Which lines of the data below hold "pupae"? Copy each of them.

- Input data
· · · ·
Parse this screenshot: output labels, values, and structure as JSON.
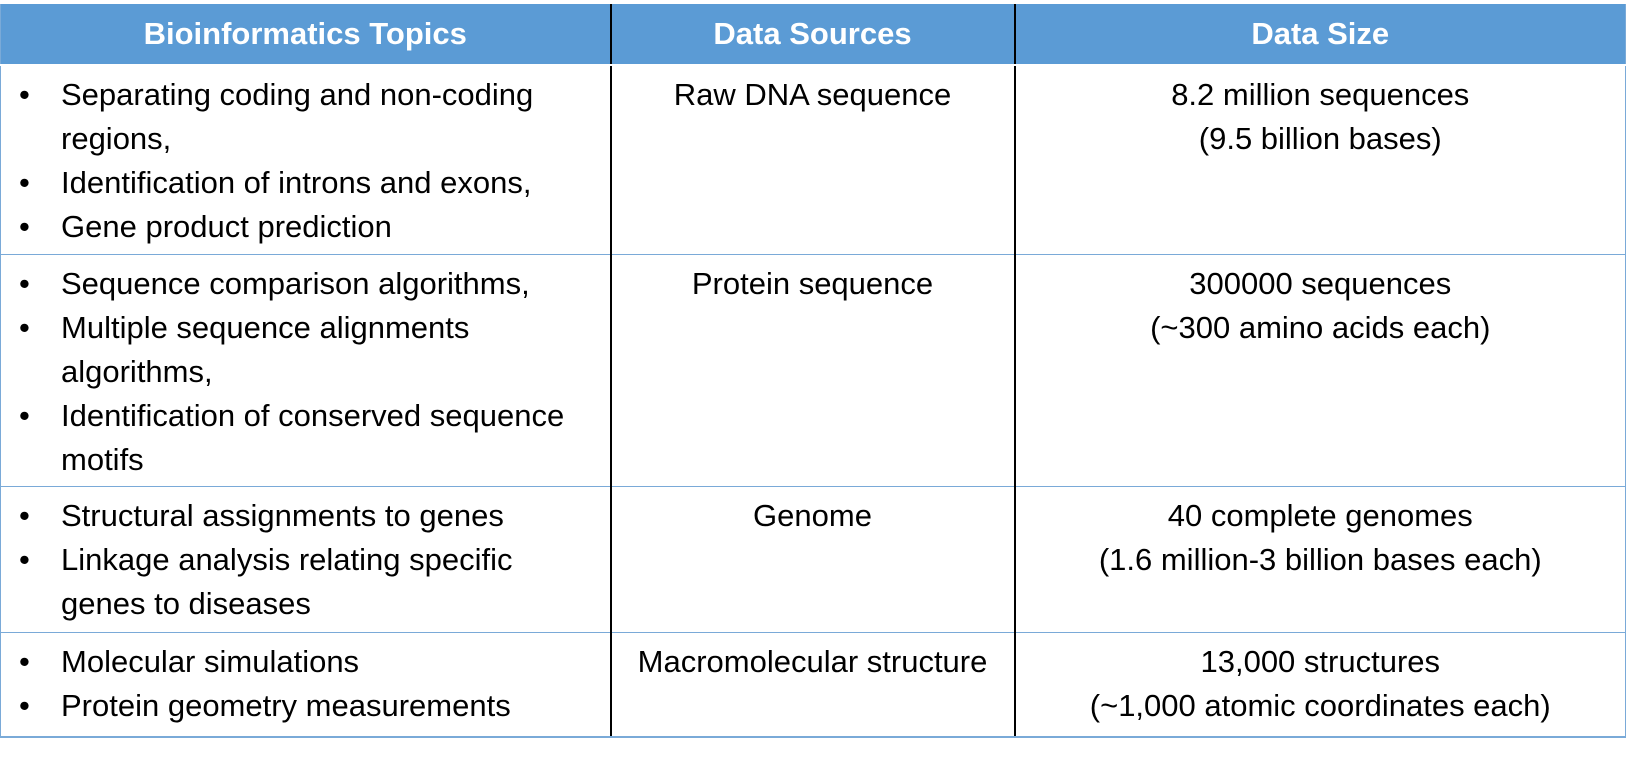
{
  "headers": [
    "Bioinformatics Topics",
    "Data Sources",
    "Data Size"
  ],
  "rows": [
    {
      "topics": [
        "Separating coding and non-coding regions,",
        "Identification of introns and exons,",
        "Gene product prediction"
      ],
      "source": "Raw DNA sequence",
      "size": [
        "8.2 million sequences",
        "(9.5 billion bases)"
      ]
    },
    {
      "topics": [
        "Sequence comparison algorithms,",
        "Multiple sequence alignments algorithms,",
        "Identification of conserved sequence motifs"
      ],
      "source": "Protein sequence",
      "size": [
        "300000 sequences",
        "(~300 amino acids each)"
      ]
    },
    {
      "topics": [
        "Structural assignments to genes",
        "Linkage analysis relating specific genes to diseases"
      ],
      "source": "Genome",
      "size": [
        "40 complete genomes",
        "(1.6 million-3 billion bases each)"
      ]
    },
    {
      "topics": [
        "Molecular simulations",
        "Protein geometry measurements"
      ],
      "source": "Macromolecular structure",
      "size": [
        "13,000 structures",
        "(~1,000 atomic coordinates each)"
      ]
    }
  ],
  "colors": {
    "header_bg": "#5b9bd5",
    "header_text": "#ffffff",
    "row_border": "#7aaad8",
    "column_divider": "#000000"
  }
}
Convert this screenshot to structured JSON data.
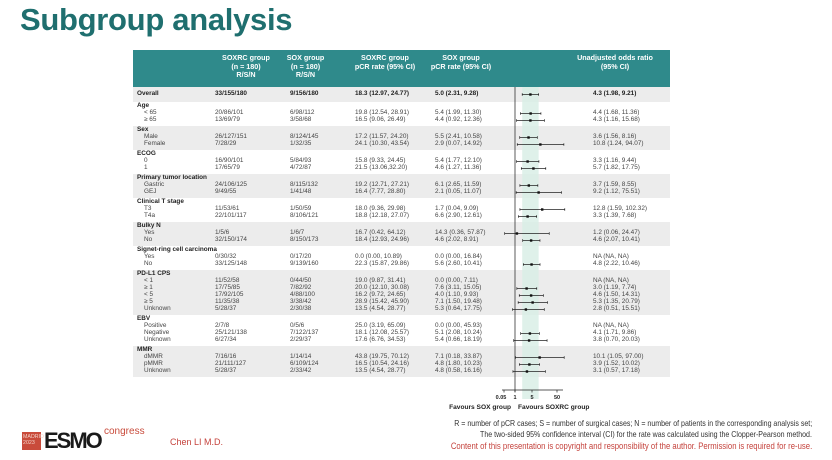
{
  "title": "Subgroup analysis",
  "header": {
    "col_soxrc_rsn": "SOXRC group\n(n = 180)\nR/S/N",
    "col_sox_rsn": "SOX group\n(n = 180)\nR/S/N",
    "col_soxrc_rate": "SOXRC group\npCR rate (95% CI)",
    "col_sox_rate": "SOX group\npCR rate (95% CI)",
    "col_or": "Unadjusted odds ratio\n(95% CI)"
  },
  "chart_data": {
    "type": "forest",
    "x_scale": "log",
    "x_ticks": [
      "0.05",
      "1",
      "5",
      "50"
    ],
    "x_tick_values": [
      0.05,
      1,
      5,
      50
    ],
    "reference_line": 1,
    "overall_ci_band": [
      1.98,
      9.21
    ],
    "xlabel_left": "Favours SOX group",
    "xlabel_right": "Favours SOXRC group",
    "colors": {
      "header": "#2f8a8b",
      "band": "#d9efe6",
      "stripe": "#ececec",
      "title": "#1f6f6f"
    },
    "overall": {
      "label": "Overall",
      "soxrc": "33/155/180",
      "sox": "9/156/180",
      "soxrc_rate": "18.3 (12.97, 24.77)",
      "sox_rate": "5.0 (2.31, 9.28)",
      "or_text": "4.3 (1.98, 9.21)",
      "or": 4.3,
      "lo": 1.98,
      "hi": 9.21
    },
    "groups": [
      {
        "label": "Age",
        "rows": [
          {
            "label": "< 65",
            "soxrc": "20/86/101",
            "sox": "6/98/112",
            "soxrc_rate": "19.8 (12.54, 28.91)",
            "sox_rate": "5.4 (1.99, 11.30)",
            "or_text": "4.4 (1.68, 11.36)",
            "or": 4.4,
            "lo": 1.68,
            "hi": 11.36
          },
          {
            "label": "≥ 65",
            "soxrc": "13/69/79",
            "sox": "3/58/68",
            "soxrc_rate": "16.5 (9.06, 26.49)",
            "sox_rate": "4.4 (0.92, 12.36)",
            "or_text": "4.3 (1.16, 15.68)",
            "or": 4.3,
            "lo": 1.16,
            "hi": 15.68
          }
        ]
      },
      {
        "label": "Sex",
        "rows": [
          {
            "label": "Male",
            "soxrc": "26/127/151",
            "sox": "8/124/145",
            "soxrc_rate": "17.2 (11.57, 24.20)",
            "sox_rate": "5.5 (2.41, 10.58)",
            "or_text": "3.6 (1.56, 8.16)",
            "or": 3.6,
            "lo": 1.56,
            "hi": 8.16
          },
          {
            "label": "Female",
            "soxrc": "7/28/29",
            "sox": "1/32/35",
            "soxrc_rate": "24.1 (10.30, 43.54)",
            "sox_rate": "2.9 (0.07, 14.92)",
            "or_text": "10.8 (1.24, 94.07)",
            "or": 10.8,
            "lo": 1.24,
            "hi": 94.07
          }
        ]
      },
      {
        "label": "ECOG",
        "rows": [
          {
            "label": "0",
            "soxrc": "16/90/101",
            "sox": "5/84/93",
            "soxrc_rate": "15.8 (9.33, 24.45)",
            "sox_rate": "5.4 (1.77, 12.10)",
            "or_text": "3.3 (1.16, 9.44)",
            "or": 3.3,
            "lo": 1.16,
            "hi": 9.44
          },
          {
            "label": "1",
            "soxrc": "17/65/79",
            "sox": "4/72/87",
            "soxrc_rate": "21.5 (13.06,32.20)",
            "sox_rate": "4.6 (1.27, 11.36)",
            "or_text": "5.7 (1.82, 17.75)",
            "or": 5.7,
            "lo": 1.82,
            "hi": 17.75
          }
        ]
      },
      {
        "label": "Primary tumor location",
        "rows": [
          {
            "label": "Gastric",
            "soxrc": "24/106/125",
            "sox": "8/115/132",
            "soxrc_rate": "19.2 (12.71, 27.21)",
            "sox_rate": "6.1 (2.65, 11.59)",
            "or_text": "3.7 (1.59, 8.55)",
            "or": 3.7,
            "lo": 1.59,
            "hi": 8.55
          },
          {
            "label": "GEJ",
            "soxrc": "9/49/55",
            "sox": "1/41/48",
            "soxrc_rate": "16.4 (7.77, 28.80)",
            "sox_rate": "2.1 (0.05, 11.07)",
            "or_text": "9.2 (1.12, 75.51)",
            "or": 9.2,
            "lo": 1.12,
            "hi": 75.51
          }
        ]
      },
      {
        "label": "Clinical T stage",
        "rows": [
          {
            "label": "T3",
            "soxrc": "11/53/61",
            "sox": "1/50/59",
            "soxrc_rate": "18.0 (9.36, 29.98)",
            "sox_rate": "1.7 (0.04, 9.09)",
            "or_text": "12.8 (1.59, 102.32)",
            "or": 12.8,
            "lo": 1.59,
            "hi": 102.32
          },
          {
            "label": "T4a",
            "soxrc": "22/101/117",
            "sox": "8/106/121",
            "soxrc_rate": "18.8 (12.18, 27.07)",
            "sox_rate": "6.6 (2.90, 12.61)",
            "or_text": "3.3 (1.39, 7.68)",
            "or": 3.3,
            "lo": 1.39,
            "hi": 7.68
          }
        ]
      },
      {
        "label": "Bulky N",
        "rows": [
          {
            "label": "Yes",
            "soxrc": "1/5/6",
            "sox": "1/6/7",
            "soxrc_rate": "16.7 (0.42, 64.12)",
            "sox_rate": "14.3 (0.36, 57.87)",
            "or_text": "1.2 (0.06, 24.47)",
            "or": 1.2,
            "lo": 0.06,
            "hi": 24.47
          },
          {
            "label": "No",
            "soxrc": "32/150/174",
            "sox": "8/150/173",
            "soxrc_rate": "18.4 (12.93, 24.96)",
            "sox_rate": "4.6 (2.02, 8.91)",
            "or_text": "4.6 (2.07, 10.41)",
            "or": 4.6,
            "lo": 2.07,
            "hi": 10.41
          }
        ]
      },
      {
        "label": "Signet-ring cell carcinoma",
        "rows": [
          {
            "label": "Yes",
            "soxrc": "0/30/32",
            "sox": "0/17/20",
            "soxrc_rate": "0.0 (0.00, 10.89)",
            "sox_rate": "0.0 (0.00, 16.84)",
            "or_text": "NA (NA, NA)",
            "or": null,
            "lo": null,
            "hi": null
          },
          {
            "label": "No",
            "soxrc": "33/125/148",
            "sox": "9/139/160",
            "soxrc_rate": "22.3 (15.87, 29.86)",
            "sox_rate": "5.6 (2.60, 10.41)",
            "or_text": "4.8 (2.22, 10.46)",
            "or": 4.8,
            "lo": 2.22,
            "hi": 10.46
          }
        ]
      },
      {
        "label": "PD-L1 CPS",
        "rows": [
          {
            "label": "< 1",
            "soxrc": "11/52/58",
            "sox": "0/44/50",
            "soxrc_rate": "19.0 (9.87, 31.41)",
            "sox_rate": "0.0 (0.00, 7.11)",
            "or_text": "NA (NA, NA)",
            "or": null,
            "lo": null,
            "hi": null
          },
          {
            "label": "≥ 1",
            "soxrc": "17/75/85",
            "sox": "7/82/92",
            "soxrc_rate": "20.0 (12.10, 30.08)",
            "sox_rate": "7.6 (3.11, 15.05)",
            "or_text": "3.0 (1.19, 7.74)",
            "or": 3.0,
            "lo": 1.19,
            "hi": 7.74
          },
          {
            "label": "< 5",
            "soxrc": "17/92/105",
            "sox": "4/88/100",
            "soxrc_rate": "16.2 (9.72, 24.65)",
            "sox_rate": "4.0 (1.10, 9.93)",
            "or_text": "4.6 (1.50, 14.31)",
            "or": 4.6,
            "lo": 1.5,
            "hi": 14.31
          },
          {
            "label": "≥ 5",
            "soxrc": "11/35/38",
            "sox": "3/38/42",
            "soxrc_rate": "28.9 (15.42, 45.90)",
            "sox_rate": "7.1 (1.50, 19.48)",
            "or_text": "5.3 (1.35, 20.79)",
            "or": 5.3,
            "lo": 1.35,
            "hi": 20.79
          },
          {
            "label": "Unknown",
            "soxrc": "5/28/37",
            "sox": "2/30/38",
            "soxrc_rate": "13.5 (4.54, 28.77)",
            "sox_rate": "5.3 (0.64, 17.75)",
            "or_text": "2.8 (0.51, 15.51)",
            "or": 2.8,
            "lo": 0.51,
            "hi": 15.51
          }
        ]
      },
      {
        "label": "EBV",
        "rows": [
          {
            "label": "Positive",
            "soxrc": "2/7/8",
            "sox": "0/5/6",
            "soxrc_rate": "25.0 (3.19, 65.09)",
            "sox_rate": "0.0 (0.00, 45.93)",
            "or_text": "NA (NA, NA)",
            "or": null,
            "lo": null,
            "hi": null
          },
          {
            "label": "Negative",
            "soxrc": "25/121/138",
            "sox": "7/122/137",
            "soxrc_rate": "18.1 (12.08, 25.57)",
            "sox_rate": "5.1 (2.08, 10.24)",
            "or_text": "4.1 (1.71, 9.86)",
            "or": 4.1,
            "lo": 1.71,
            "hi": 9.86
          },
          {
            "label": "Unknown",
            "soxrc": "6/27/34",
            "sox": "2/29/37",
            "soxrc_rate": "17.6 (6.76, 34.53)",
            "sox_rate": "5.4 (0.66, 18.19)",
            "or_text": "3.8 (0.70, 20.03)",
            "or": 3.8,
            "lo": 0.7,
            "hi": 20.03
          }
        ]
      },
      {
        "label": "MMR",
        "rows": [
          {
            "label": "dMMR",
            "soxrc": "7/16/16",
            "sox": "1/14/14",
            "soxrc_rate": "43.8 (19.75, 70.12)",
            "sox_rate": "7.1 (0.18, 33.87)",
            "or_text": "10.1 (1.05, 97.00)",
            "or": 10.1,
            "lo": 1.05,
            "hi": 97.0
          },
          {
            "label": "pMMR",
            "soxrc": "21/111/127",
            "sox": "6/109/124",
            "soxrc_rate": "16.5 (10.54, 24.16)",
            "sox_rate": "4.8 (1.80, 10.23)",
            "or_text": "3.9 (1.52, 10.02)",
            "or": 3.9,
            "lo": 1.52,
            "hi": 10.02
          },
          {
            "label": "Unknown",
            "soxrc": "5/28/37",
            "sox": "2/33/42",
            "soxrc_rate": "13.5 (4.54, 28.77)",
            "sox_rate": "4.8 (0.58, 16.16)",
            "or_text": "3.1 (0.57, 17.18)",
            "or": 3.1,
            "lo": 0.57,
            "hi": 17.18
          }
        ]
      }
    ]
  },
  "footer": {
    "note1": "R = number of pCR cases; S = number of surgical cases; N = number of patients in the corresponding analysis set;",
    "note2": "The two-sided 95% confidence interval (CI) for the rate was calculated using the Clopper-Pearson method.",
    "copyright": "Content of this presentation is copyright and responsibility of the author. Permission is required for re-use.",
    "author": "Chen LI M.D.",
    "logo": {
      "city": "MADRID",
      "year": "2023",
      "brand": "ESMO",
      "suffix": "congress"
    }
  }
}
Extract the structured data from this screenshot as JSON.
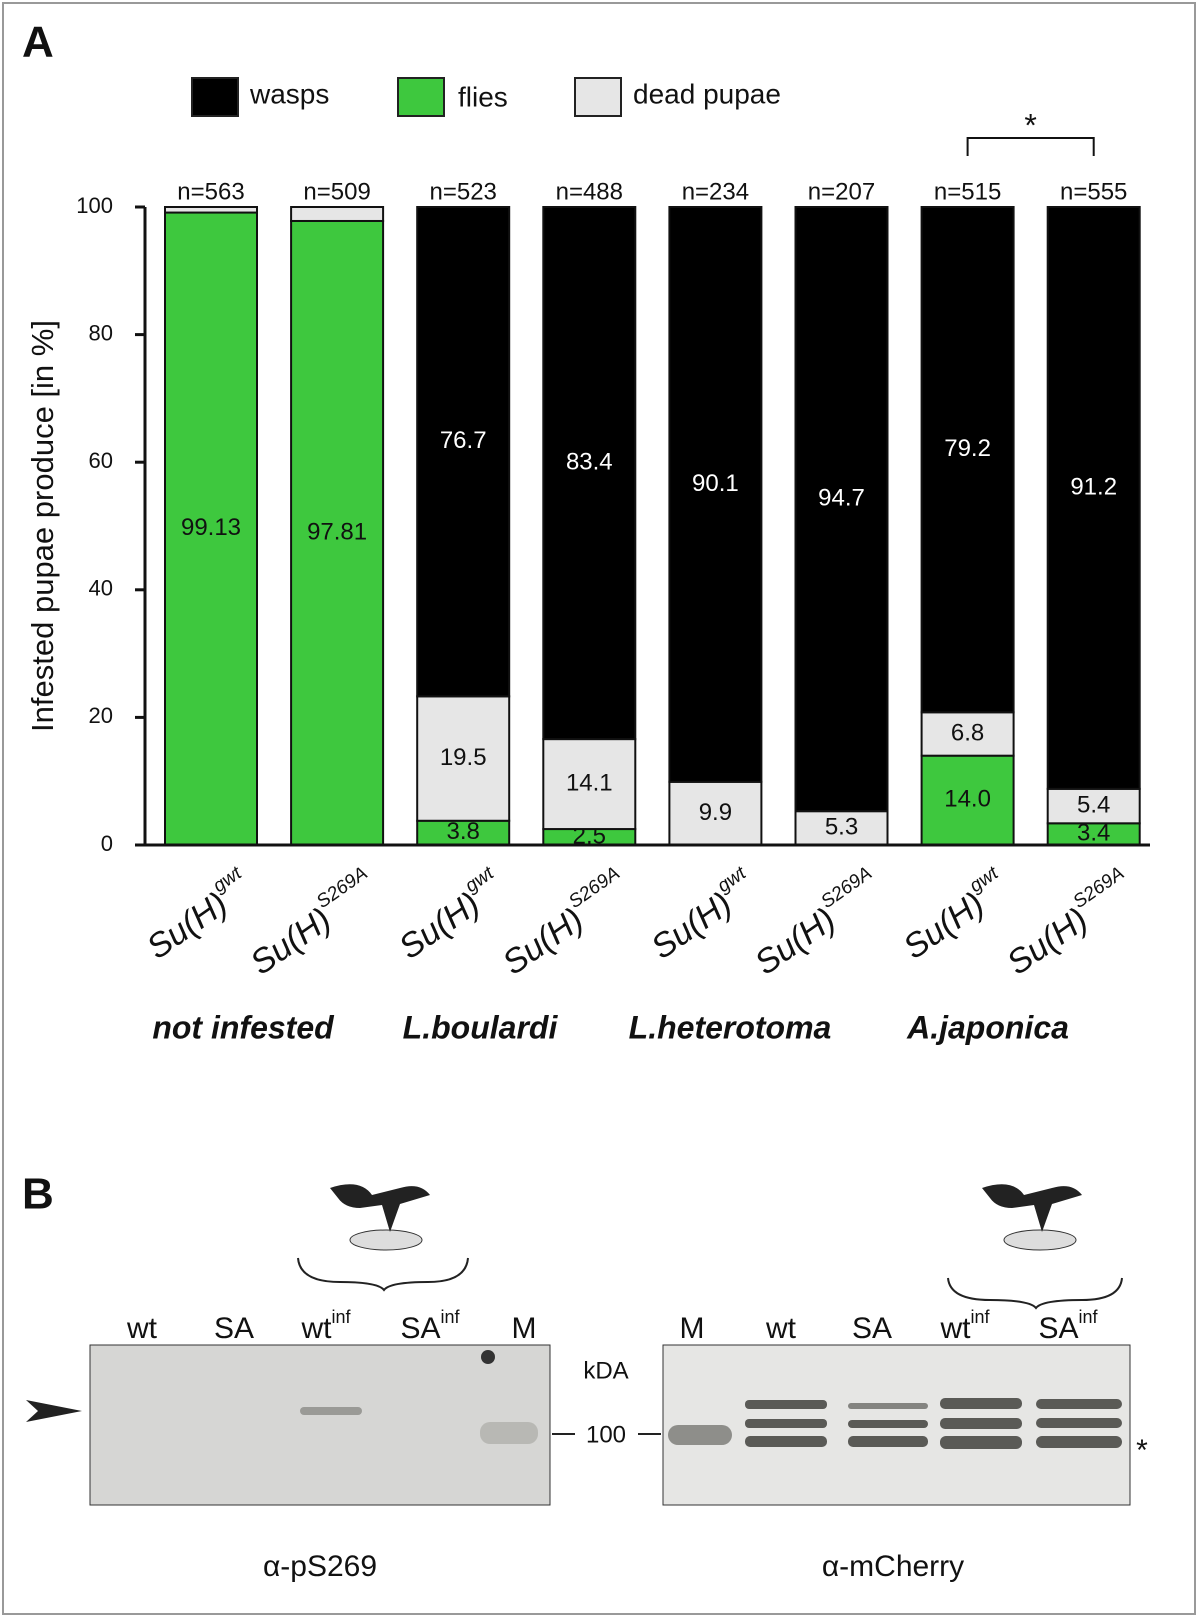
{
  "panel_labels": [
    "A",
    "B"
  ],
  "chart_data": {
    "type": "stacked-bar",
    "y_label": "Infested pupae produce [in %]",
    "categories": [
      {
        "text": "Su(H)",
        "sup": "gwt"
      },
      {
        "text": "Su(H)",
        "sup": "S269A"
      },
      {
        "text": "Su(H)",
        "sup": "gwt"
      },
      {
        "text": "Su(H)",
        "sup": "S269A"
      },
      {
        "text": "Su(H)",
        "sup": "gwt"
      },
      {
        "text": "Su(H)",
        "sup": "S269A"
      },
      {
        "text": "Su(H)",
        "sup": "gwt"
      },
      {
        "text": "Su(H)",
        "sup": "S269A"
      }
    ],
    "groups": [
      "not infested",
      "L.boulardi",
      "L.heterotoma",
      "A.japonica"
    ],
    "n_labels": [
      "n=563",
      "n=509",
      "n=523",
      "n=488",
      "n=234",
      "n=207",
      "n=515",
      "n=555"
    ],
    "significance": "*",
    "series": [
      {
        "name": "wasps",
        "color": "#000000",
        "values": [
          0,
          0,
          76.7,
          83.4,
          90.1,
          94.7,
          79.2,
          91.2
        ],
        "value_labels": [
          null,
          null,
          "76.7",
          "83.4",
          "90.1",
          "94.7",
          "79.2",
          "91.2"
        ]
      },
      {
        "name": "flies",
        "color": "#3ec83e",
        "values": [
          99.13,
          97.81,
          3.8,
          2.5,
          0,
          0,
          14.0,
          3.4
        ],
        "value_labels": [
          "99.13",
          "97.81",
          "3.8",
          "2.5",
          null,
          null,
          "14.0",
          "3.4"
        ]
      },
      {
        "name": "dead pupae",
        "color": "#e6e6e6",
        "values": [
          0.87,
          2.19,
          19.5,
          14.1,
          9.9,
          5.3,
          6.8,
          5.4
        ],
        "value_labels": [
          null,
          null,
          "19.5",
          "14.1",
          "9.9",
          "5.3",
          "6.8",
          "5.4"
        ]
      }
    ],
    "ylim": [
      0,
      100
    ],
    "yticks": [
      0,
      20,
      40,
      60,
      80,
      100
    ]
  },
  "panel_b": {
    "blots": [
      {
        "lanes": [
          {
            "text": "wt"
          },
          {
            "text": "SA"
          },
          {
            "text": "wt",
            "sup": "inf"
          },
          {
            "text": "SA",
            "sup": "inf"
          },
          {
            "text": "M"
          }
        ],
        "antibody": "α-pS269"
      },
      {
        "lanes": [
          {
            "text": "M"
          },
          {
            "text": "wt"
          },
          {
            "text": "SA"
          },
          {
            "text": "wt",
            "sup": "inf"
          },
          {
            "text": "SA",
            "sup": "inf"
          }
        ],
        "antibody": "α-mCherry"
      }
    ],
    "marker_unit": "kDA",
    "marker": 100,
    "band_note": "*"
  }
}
· · · ·
- Final answer
    "y_label": "Infested pupae produce [in %]",
        "name": "dead pupae",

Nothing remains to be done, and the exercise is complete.